> Work to be completed
Restate the entries word for word, omitting nothing.

== Dataset rows

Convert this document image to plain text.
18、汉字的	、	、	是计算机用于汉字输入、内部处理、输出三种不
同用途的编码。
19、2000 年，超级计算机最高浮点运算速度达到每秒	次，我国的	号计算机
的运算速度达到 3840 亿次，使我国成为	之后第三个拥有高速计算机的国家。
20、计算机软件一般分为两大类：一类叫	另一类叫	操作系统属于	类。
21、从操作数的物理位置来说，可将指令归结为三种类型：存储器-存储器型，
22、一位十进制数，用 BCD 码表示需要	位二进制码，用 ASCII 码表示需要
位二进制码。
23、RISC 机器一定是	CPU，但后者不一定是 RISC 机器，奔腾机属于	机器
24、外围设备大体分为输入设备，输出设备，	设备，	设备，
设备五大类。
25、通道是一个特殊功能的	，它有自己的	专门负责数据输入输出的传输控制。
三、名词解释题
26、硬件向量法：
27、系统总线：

====

> Task response
Convert this document image to plain text.
18、汉字的	、	、	是计算机用于汉字输入、内部处理、输出三种不
同用途的编码。
19、2000 年，超级计算机最高浮点运算速度达到每秒	次，我国的	号计算机
的运算速度达到 3840 亿次，使我国成为	之后第三个拥有高速计算机的国家。
20、计算机软件一般分为两大类：一类叫	另一类叫	操作系统属于	类。
21、从操作数的物理位置来说，可将指令归结为三种类型：存储器-存储器型，
22、一位十进制数，用 BCD 码表示需要	位二进制码，用 ASCII 码表示需要
位二进制码。
23、RISC 机器一定是	CPU，但后者不一定是 RISC 机器，奔腾机属于	机器
24、外围设备大体分为输入设备，输出设备，	设备，	设备，
设备五大类。
25、通道是一个特殊功能的	，它有自己的	专门负责数据输入输出的传输控制。
三、名词解释题
26、硬件向量法：
27、系统总线：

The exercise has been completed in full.